Collection entries
■ ■ ■ ■

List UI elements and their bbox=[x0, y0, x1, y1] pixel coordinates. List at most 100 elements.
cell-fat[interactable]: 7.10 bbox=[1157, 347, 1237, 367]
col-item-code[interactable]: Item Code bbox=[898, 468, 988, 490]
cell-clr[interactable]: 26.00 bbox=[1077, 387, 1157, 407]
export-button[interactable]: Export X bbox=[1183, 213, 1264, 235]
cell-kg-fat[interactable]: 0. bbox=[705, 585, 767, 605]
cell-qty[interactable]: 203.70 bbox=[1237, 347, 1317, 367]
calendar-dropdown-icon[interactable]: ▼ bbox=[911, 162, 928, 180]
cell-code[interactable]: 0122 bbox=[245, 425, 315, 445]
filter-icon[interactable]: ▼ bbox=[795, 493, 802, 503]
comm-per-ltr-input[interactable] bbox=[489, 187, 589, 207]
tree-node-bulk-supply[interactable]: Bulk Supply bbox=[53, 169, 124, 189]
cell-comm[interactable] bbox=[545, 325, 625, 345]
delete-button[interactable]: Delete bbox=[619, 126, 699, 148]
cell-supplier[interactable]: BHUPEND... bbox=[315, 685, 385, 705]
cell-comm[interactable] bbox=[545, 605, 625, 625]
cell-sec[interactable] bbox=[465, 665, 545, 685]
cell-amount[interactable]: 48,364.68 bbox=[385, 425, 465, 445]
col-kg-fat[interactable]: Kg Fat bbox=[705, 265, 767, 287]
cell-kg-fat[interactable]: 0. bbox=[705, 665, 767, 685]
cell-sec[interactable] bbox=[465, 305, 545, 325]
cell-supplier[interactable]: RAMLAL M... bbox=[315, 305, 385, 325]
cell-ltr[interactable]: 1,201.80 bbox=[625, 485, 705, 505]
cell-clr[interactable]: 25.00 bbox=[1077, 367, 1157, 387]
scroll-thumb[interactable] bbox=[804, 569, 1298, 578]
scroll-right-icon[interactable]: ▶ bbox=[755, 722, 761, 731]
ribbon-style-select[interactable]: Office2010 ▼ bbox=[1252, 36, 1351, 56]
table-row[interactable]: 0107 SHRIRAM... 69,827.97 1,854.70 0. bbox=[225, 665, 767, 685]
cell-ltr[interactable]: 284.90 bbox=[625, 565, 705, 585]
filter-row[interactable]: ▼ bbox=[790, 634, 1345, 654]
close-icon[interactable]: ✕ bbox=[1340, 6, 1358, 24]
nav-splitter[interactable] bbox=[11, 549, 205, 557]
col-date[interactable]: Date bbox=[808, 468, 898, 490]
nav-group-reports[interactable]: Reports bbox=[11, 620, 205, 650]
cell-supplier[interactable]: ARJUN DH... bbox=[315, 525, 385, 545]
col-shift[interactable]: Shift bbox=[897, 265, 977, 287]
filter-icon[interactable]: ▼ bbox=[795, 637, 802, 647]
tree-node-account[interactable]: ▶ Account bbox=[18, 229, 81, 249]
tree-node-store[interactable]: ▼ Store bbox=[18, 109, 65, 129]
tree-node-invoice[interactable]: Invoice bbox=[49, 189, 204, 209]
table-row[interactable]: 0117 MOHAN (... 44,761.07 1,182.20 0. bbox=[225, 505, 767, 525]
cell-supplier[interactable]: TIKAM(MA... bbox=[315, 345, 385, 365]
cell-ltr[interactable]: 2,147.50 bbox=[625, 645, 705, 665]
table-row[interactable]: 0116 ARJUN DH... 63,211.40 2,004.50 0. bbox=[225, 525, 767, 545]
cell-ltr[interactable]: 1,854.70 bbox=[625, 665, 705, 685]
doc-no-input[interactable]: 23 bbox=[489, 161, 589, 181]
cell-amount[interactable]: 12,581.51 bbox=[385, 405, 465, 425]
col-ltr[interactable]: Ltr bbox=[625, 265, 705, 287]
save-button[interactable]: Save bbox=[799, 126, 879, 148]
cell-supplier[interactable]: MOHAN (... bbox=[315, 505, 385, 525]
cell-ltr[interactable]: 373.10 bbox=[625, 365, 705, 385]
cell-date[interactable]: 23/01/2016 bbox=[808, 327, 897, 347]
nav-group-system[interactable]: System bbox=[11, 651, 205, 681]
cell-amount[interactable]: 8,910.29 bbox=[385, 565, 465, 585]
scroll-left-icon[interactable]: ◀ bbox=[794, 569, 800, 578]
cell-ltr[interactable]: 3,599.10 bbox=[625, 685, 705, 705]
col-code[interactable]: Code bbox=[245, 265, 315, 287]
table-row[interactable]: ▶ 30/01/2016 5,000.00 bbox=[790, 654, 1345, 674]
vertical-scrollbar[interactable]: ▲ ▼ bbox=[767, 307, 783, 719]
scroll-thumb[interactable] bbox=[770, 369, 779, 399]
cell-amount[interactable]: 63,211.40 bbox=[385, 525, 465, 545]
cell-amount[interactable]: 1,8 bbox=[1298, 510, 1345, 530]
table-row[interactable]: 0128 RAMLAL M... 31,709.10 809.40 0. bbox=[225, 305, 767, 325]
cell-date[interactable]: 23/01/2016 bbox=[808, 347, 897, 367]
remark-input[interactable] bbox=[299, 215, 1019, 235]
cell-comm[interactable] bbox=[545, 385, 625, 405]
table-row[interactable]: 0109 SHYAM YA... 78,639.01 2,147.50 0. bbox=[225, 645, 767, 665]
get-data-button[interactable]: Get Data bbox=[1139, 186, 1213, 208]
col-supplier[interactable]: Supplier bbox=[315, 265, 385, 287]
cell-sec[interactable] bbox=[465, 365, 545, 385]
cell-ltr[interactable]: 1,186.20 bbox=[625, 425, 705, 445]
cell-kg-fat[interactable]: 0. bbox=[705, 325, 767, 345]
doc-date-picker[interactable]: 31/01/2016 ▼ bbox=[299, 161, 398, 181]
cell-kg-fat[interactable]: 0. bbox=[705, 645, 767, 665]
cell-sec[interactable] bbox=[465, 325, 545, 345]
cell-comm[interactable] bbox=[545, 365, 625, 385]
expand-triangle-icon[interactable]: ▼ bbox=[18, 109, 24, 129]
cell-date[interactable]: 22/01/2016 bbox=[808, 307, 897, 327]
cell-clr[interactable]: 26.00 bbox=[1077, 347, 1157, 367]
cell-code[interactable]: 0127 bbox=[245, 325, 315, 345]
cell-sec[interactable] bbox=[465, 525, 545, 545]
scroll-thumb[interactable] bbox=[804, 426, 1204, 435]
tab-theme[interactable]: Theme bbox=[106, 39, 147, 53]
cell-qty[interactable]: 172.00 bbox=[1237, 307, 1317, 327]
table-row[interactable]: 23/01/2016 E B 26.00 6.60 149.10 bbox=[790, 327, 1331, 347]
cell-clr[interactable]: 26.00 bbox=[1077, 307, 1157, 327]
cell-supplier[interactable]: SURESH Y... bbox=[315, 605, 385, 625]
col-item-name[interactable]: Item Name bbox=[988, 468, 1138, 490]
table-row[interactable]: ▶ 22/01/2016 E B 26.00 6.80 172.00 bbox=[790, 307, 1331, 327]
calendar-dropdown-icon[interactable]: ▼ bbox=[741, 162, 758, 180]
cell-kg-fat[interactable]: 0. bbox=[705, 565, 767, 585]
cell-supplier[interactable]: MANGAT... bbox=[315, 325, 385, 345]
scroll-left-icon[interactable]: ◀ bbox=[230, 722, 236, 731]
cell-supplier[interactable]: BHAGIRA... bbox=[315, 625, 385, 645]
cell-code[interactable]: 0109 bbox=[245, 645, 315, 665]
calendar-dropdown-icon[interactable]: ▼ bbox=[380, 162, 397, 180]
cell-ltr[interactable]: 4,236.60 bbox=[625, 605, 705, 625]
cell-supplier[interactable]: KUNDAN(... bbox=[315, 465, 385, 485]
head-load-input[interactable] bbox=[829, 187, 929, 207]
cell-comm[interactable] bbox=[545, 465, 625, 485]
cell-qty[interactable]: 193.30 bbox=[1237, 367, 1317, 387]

■ ■ ■ ■

→ What to work on
Lay out the entries from the very start through the line that contains "ribbon-style-select[interactable]: Office2010 ▼" as a numbered list, keeping both the first line and that last one, and skip any blank lines.

→ The solution
1. List UI elements and their bbox=[x0, y0, x1, y1] pixel coordinates. List at most 100 elements.
2. cell-fat[interactable]: 7.10 bbox=[1157, 347, 1237, 367]
3. col-item-code[interactable]: Item Code bbox=[898, 468, 988, 490]
4. cell-clr[interactable]: 26.00 bbox=[1077, 387, 1157, 407]
5. export-button[interactable]: Export X bbox=[1183, 213, 1264, 235]
6. cell-kg-fat[interactable]: 0. bbox=[705, 585, 767, 605]
7. cell-qty[interactable]: 203.70 bbox=[1237, 347, 1317, 367]
8. calendar-dropdown-icon[interactable]: ▼ bbox=[911, 162, 928, 180]
9. cell-code[interactable]: 0122 bbox=[245, 425, 315, 445]
10. filter-icon[interactable]: ▼ bbox=[795, 493, 802, 503]
11. comm-per-ltr-input[interactable] bbox=[489, 187, 589, 207]
12. tree-node-bulk-supply[interactable]: Bulk Supply bbox=[53, 169, 124, 189]
13. cell-comm[interactable] bbox=[545, 325, 625, 345]
14. delete-button[interactable]: Delete bbox=[619, 126, 699, 148]
15. cell-supplier[interactable]: BHUPEND... bbox=[315, 685, 385, 705]
16. cell-comm[interactable] bbox=[545, 605, 625, 625]
17. cell-sec[interactable] bbox=[465, 665, 545, 685]
18. cell-amount[interactable]: 48,364.68 bbox=[385, 425, 465, 445]
19. col-kg-fat[interactable]: Kg Fat bbox=[705, 265, 767, 287]
20. cell-kg-fat[interactable]: 0. bbox=[705, 665, 767, 685]
21. cell-sec[interactable] bbox=[465, 305, 545, 325]
22. cell-supplier[interactable]: RAMLAL M... bbox=[315, 305, 385, 325]
23. cell-ltr[interactable]: 1,201.80 bbox=[625, 485, 705, 505]
24. cell-clr[interactable]: 25.00 bbox=[1077, 367, 1157, 387]
25. scroll-thumb[interactable] bbox=[804, 569, 1298, 578]
26. scroll-right-icon[interactable]: ▶ bbox=[755, 722, 761, 731]
27. ribbon-style-select[interactable]: Office2010 ▼ bbox=[1252, 36, 1351, 56]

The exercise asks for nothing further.